- **Exercise goal**: Copy every line that mentions the word "CHICKEN".

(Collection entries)
##########
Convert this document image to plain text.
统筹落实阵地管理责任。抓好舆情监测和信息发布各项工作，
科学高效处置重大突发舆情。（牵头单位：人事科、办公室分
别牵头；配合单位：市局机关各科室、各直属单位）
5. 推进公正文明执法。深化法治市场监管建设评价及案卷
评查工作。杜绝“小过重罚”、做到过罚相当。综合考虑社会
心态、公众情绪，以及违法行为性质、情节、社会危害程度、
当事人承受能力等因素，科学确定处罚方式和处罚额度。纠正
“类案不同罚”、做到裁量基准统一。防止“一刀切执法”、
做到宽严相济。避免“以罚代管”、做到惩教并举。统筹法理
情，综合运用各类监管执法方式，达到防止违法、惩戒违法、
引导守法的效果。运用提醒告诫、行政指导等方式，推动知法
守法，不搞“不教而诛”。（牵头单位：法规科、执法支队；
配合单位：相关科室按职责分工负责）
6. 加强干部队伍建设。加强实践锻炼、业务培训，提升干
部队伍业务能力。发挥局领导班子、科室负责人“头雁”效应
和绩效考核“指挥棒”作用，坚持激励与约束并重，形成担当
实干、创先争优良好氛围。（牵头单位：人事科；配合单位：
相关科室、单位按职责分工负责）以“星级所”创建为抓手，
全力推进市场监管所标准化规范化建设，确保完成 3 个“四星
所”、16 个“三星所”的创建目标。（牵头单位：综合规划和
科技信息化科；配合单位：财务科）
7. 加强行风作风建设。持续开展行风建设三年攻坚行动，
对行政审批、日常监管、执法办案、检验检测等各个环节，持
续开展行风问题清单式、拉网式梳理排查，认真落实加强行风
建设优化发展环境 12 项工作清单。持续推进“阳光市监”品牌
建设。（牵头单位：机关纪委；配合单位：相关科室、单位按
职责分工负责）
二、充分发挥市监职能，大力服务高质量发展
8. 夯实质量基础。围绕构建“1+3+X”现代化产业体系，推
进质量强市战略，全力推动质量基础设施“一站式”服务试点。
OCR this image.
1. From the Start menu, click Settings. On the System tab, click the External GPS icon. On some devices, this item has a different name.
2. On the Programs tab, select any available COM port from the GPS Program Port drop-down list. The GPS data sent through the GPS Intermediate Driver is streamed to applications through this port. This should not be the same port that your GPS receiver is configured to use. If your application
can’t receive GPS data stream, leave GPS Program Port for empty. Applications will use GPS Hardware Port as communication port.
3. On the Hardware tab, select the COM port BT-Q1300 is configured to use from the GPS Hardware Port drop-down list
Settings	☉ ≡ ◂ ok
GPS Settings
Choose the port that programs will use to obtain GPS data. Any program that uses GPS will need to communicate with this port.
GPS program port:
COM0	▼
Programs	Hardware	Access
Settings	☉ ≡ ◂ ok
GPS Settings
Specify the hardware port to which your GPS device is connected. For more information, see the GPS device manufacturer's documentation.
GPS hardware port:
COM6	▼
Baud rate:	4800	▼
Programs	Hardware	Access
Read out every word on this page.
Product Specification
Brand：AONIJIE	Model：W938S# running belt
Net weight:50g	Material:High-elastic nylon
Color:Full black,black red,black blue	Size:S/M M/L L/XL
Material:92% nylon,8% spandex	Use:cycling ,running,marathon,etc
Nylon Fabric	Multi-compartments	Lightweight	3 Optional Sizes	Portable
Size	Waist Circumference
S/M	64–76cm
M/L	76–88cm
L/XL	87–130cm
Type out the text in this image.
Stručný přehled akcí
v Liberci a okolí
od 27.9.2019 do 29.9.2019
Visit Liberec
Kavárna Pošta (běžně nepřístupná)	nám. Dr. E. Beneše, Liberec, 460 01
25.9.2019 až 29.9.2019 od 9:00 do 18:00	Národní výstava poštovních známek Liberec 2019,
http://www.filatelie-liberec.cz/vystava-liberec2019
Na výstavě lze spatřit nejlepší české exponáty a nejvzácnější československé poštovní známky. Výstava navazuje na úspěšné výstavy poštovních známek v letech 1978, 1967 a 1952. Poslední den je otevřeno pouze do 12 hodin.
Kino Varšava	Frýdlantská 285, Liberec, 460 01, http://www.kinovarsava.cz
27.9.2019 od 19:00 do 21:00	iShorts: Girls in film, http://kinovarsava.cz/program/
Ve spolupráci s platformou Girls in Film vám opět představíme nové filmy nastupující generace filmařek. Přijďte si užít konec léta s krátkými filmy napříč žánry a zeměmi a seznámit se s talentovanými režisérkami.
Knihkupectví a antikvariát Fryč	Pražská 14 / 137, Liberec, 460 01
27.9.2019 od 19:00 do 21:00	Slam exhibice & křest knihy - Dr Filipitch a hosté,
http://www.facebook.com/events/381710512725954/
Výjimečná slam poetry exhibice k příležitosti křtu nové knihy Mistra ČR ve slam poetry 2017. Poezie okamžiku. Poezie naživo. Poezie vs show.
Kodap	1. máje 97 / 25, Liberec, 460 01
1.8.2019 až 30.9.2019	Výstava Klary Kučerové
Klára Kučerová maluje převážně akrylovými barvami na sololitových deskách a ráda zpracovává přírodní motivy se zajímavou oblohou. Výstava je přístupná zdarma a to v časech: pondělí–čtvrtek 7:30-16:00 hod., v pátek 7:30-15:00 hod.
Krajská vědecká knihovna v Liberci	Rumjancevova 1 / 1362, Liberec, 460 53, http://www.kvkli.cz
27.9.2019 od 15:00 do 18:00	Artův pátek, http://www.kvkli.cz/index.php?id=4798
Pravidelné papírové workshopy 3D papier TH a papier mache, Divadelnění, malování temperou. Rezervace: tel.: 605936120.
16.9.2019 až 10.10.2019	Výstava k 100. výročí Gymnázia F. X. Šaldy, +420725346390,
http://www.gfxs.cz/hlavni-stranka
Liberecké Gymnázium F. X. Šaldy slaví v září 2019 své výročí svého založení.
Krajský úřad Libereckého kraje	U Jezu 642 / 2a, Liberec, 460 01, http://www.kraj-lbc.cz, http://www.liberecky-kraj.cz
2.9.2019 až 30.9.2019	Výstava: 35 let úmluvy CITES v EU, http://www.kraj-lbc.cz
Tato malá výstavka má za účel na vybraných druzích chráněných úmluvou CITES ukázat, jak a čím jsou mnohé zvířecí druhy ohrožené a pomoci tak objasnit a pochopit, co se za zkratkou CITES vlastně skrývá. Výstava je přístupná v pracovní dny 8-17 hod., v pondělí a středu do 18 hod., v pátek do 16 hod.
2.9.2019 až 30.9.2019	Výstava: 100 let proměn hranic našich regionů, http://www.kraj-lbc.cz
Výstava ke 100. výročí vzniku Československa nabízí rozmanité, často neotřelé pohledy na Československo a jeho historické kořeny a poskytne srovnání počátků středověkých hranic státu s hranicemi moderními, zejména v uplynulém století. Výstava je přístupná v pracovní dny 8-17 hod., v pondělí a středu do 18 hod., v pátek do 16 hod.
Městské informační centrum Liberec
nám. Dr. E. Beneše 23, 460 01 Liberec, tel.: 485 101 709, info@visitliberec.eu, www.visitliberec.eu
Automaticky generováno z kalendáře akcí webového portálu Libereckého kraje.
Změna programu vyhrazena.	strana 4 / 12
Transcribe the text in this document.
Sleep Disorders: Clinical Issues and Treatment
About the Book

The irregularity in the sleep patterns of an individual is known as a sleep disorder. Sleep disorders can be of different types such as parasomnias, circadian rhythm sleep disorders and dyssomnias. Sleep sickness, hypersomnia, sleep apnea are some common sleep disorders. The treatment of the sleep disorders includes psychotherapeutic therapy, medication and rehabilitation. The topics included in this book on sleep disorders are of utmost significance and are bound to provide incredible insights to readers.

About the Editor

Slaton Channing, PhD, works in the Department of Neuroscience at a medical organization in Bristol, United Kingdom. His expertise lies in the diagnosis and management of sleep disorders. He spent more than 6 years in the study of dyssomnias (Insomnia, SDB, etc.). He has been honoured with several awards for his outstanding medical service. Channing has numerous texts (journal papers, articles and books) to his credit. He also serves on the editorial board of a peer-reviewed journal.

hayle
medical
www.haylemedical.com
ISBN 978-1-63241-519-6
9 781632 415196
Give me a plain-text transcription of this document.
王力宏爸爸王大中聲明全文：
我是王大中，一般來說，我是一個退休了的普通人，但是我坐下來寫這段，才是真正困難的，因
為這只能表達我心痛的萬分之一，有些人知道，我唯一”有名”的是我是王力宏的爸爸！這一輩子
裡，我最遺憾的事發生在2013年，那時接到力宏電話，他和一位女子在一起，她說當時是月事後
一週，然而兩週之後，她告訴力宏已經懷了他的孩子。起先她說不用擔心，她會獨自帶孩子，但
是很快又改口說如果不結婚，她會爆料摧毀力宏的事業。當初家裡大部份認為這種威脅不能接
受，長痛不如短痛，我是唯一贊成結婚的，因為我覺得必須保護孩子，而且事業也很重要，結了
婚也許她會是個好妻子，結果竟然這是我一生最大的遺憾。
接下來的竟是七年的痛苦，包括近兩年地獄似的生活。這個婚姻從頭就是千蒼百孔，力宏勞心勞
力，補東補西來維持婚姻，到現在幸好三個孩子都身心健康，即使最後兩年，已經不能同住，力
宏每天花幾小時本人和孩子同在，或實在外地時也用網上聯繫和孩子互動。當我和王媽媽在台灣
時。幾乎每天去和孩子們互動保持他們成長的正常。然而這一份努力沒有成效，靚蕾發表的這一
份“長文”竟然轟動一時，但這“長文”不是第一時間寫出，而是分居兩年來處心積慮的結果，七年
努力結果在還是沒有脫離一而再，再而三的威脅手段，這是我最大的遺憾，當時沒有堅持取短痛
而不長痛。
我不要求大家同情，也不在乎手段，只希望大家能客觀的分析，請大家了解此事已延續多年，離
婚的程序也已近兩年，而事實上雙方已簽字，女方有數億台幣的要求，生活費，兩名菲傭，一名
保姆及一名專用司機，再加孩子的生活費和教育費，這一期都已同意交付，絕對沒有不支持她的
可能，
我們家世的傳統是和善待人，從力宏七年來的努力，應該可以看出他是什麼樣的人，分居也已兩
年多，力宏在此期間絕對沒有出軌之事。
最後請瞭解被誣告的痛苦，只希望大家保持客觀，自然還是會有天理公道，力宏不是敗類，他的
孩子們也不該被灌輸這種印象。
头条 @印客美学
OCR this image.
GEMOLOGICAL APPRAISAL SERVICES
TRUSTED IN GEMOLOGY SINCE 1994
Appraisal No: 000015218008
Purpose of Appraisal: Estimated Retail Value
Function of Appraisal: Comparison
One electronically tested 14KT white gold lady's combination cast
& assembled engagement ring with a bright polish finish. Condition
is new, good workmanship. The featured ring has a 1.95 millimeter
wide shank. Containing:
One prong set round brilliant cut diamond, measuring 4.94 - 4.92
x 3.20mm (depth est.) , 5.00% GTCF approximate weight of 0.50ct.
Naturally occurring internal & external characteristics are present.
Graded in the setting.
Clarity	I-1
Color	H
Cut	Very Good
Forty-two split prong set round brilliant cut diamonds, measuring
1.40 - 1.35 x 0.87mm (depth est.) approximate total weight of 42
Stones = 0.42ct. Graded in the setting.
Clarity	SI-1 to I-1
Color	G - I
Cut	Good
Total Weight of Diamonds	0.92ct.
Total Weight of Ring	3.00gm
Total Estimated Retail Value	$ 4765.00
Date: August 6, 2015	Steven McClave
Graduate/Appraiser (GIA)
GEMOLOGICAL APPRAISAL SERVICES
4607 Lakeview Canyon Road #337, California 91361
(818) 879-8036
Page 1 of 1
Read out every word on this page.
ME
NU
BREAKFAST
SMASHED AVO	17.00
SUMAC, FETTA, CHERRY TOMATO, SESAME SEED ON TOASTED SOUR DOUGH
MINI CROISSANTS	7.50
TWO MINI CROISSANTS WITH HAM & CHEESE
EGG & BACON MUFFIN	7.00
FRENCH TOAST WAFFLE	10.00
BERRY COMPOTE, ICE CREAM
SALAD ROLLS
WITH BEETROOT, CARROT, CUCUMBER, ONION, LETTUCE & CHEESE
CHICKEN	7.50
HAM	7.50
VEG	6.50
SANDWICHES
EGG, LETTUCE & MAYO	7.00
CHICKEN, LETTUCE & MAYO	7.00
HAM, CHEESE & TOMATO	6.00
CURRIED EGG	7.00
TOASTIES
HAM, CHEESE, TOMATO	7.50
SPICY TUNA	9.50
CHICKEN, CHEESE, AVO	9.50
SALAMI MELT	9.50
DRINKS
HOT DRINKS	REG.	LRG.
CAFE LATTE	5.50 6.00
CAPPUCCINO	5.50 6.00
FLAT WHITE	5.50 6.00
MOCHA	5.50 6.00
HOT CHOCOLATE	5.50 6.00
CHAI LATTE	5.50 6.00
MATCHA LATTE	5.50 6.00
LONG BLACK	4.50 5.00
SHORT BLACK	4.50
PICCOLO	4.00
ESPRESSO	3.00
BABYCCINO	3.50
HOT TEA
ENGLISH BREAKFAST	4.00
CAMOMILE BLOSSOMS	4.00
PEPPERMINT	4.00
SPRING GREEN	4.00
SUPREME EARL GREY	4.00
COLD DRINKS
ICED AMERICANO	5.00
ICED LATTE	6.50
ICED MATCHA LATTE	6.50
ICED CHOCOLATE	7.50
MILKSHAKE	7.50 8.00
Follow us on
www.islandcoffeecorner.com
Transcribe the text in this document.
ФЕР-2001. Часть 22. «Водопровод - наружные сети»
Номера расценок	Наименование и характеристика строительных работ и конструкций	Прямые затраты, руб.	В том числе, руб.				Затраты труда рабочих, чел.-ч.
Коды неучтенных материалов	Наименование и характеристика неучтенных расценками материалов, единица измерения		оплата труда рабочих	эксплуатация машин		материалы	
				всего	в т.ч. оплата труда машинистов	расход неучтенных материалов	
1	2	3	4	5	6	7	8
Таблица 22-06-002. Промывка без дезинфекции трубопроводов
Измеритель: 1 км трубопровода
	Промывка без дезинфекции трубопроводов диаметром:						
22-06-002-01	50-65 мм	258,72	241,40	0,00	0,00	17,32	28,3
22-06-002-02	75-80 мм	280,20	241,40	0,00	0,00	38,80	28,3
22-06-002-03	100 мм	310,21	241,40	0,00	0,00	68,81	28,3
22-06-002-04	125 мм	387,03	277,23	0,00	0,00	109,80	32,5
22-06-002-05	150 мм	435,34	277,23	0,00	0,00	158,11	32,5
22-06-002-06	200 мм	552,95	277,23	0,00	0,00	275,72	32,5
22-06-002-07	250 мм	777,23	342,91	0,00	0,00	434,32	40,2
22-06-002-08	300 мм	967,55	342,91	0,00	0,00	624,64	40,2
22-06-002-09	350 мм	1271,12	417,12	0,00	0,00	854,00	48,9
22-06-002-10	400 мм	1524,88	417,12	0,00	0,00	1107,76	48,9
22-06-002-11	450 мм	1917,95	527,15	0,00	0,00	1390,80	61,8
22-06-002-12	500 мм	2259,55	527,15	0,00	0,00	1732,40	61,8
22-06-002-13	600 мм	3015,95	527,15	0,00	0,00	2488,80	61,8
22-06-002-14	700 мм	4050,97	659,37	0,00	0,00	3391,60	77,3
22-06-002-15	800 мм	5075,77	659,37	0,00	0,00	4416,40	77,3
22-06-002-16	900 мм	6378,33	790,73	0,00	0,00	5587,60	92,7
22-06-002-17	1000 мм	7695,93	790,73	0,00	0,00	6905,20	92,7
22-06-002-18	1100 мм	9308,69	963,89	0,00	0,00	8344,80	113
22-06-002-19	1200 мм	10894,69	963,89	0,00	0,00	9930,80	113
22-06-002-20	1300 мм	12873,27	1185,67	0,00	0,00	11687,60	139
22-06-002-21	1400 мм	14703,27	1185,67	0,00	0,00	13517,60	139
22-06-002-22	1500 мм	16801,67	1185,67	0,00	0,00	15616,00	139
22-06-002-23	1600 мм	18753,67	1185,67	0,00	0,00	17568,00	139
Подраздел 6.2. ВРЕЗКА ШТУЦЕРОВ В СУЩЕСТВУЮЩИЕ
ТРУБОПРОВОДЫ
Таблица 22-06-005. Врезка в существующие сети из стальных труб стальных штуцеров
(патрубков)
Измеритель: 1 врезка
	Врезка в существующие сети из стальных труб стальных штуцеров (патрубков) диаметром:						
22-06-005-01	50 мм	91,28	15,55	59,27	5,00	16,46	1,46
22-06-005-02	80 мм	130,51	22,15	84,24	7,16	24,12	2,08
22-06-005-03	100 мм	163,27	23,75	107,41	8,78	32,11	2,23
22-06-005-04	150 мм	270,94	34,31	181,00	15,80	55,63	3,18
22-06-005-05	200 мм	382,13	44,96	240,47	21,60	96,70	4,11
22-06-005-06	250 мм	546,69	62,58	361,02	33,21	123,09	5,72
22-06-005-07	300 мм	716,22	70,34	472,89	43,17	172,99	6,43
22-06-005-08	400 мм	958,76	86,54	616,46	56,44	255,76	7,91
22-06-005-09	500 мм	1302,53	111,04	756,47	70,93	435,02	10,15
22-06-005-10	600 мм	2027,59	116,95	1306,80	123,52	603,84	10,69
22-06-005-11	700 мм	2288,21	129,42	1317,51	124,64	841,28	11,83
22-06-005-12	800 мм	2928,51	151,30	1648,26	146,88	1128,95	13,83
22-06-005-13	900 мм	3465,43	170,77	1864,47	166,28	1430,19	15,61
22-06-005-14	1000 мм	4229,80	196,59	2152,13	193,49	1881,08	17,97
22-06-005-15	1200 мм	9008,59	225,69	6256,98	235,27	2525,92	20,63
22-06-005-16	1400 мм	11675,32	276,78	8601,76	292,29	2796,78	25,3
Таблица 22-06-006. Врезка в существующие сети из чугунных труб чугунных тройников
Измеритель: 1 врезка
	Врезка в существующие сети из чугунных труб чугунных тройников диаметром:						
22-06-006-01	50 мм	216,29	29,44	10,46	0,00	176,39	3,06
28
##########
- **Solution**:
CHICKEN	7.50
CHICKEN, LETTUCE & MAYO	7.00
CHICKEN, CHEESE, AVO	9.50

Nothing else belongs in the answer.